Short exercise >> Look through the data for the string "Mills". Copy every line where it is found.
-- START OF Recorded data --
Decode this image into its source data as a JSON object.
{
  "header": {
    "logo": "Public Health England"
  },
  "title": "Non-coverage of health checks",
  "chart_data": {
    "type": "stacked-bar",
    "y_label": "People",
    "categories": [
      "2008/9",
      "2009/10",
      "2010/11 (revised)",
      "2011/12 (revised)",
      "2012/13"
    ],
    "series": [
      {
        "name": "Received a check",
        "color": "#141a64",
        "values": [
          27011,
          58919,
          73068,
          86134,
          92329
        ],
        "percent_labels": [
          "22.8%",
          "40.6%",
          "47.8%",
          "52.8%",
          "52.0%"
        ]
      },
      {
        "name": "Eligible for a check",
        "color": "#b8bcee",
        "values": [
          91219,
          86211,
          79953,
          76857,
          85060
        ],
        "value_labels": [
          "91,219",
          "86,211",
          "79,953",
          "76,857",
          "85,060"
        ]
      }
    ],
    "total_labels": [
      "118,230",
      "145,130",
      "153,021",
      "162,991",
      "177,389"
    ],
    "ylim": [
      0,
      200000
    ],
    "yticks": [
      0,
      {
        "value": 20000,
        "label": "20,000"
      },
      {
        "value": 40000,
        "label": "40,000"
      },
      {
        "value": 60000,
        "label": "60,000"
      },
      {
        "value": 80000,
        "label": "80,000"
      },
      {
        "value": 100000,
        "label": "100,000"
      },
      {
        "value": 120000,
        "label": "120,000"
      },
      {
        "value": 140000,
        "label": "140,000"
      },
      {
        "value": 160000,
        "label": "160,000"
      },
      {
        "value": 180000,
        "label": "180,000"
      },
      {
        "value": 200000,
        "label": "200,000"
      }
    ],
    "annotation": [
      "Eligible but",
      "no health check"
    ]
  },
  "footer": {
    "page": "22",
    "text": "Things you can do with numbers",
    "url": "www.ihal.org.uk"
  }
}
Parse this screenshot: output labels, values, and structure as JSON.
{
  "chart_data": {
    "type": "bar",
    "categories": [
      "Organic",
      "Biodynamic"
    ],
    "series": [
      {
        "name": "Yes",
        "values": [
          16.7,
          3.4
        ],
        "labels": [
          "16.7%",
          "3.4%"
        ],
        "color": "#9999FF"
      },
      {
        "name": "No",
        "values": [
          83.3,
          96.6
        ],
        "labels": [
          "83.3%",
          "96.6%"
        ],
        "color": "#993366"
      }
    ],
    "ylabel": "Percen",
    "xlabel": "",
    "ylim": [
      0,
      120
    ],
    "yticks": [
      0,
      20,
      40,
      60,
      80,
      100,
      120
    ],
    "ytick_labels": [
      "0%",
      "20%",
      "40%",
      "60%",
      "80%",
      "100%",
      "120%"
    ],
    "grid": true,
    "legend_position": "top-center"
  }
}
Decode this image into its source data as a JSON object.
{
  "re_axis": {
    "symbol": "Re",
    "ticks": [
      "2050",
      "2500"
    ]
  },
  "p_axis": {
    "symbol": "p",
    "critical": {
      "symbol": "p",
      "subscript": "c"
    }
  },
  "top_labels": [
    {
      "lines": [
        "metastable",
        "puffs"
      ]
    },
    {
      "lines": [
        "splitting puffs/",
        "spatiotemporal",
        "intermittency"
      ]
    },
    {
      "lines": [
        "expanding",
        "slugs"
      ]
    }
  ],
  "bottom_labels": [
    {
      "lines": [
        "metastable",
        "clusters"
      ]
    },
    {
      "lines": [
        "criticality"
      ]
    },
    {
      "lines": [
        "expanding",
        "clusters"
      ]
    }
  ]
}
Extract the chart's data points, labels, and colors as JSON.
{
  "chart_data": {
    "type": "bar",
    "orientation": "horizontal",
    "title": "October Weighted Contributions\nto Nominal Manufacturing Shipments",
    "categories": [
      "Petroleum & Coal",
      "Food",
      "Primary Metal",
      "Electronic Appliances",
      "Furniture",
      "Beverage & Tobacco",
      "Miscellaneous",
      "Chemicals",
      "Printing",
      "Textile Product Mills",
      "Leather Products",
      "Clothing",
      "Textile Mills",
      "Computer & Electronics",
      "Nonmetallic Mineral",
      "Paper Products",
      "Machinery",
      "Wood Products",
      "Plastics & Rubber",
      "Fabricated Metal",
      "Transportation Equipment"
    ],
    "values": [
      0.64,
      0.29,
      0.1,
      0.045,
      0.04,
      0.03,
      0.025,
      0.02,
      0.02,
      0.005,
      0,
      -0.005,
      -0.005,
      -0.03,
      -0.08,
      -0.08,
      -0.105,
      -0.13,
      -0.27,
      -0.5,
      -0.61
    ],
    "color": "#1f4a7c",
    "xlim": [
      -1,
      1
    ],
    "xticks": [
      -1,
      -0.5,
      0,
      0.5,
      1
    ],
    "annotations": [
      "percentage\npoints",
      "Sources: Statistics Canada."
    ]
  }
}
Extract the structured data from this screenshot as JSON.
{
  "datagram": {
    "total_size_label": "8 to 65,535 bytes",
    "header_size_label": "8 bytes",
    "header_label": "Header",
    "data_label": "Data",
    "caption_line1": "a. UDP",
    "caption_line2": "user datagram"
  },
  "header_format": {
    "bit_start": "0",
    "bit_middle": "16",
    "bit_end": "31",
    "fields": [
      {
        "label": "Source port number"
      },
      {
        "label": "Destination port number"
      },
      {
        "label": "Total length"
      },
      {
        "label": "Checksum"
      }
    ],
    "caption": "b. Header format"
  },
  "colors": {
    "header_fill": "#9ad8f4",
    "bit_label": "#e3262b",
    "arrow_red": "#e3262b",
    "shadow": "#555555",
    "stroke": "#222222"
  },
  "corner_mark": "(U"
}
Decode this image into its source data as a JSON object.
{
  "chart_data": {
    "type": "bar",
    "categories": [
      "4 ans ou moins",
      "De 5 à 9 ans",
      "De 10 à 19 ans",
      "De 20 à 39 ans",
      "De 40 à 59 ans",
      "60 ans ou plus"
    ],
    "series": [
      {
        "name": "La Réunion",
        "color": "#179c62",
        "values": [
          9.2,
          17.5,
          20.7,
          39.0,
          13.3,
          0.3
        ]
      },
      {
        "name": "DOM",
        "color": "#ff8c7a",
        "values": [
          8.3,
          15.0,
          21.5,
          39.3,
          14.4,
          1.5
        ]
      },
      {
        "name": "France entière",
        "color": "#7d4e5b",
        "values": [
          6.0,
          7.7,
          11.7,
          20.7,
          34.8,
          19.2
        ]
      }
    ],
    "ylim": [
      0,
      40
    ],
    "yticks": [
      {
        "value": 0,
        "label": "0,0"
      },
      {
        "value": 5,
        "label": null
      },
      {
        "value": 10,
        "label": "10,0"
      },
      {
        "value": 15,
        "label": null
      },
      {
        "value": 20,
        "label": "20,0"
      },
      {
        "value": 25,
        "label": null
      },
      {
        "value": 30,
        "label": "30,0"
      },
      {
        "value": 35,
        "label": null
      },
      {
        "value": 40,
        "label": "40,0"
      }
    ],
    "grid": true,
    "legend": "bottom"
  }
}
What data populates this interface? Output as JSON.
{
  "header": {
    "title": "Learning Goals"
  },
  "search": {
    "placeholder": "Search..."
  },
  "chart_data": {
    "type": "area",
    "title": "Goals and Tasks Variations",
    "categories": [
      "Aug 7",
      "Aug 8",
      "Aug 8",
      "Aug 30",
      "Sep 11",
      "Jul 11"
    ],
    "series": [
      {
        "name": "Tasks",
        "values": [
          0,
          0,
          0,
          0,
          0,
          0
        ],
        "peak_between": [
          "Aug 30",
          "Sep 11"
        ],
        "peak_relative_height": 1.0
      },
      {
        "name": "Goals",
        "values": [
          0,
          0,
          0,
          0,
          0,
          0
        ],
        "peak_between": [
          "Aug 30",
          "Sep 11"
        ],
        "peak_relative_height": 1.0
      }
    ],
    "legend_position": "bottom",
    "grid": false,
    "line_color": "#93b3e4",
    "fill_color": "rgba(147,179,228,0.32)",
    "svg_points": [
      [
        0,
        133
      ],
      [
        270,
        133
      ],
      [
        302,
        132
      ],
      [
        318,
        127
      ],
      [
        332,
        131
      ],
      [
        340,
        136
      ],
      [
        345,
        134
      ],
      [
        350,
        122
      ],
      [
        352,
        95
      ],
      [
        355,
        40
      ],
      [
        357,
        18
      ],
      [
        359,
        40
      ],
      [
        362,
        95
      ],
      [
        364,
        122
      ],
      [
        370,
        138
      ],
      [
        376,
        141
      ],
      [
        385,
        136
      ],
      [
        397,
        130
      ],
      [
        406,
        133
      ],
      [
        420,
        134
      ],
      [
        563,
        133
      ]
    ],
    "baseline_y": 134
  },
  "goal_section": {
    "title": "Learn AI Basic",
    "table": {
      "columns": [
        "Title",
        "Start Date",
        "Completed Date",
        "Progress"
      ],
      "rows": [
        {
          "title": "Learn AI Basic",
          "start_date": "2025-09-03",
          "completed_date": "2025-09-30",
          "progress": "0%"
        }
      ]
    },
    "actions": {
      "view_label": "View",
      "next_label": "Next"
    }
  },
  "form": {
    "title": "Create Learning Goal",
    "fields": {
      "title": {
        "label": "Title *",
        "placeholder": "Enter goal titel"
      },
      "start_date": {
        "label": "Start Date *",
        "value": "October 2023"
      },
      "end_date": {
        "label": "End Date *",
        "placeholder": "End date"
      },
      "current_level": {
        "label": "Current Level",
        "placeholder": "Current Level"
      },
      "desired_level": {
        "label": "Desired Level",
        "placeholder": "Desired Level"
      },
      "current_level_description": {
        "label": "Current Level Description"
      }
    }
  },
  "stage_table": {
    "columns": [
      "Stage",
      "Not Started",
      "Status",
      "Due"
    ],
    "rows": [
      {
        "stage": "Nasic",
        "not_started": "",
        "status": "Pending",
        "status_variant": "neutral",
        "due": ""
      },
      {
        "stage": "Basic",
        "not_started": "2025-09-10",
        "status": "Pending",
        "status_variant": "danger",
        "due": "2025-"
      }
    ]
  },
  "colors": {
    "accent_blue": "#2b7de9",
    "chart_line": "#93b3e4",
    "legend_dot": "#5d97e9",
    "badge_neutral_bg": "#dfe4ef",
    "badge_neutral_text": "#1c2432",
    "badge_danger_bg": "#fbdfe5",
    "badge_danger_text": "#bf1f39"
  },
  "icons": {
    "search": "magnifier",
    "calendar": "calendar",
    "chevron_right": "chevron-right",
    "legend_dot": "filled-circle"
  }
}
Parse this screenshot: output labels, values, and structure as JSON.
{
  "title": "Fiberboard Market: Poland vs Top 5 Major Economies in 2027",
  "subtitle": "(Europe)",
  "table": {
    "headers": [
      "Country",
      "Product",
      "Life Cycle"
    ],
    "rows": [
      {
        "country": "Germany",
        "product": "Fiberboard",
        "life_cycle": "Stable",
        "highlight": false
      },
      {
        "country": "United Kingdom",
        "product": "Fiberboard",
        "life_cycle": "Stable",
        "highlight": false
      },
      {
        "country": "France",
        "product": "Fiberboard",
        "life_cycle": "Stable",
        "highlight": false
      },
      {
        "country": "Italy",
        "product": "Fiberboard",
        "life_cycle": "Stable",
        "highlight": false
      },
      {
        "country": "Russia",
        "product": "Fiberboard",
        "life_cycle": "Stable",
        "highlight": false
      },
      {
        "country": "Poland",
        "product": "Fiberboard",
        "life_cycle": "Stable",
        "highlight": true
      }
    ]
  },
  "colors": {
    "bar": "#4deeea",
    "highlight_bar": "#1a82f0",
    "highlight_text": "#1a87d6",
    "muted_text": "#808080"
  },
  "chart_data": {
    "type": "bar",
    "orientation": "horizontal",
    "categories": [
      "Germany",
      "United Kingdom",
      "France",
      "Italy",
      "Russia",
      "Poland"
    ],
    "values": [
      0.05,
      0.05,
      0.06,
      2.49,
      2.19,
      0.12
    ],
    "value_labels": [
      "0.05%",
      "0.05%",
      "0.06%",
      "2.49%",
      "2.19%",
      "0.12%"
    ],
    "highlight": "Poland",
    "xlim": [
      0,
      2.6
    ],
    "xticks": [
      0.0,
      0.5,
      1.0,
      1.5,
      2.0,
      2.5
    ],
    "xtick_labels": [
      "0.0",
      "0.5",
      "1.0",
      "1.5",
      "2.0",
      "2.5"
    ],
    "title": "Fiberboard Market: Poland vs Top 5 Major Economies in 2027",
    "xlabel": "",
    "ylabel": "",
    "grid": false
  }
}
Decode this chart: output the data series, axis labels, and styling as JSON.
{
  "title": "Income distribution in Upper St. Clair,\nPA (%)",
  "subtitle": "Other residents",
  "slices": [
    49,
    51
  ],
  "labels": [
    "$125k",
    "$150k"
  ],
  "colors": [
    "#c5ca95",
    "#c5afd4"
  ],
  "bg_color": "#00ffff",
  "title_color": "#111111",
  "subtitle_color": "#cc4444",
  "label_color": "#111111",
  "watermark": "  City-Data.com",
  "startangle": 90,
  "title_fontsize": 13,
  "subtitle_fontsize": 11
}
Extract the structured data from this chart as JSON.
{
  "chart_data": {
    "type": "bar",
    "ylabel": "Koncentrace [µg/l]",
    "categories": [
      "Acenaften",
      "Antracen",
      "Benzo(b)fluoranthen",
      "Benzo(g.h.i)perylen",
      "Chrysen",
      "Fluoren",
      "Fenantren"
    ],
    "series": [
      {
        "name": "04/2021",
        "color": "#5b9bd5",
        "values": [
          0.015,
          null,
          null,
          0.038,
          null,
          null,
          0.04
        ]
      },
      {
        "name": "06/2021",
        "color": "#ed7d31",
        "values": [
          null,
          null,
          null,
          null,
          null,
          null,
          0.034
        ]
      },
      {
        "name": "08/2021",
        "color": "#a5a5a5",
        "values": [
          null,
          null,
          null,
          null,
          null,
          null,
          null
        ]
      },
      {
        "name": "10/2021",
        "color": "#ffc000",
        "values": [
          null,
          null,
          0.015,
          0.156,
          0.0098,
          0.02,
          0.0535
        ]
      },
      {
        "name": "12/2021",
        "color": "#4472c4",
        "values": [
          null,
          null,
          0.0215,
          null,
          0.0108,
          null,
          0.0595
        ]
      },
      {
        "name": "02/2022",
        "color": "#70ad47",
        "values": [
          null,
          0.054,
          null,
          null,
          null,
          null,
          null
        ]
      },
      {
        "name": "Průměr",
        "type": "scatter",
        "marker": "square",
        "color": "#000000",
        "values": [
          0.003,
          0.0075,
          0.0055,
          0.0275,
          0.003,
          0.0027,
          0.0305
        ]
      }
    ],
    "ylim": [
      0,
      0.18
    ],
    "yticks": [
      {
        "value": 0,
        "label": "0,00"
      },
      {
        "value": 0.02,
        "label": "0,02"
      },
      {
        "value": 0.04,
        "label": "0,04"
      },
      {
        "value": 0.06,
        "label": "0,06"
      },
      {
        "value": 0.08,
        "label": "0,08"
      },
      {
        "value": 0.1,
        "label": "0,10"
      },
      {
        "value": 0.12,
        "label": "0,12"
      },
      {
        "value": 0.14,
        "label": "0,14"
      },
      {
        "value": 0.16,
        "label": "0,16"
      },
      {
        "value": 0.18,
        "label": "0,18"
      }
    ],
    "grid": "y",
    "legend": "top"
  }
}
-- END OF Recorded data --
Result for this task >>
      "Textile Product Mills",
      "Textile Mills",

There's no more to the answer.